What is expected: Go through the material below, count the lines with the word "vert", and reply with the count alone.

Information provided:
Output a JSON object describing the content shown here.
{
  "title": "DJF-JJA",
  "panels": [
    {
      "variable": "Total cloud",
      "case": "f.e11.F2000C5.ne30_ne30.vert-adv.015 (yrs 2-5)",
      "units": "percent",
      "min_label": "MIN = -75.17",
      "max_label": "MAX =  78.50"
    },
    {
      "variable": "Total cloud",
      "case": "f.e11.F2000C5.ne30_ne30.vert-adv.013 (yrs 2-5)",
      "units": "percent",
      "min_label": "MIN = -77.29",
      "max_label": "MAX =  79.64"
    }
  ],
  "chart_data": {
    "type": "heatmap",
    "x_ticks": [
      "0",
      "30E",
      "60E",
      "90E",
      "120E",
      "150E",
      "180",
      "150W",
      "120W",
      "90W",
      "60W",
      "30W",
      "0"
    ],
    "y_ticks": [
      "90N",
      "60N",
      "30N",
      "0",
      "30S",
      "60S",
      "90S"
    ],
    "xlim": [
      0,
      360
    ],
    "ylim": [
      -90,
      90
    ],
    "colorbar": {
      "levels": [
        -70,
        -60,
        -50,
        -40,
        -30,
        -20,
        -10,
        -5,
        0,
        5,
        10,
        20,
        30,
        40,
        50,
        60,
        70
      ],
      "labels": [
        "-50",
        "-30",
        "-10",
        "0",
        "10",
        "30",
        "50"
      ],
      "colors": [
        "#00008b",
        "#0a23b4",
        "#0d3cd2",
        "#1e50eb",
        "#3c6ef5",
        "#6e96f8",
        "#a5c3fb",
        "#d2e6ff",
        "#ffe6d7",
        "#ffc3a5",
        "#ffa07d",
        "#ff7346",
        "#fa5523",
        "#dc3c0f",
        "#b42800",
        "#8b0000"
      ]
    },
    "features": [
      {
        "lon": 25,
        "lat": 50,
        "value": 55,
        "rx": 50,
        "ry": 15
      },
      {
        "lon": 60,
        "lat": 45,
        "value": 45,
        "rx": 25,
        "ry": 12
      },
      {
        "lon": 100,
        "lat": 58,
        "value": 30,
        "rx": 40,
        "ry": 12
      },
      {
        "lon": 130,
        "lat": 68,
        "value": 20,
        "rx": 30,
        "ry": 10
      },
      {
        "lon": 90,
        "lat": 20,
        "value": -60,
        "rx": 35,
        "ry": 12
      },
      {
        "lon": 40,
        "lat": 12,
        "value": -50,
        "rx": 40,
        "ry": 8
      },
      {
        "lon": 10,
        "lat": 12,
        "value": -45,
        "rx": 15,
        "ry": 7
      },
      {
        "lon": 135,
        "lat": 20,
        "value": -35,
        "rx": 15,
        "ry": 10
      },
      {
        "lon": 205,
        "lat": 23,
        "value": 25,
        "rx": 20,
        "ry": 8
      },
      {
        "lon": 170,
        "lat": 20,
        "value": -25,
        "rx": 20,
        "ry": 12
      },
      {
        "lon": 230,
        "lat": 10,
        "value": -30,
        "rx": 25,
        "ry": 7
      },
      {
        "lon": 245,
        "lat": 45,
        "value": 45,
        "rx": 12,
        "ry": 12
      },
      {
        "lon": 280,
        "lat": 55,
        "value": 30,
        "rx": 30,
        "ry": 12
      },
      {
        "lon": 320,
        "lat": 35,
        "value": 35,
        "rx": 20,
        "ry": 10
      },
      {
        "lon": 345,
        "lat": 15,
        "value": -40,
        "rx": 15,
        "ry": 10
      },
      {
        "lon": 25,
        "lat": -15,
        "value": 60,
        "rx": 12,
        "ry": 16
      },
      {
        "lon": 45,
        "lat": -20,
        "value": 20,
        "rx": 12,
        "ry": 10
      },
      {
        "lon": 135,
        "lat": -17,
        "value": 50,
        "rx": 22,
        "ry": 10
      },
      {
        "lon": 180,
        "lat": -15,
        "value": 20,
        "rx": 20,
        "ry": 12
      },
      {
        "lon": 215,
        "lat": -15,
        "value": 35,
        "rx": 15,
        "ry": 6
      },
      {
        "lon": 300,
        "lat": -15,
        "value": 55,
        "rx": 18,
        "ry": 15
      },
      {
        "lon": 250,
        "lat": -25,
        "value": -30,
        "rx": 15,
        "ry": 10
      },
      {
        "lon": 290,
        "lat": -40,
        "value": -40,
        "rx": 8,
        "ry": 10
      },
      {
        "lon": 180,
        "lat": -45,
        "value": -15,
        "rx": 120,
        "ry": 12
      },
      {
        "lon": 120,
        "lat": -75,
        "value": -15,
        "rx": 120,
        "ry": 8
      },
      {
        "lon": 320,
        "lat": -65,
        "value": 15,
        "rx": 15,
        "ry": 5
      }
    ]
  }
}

Output for this exercise: 2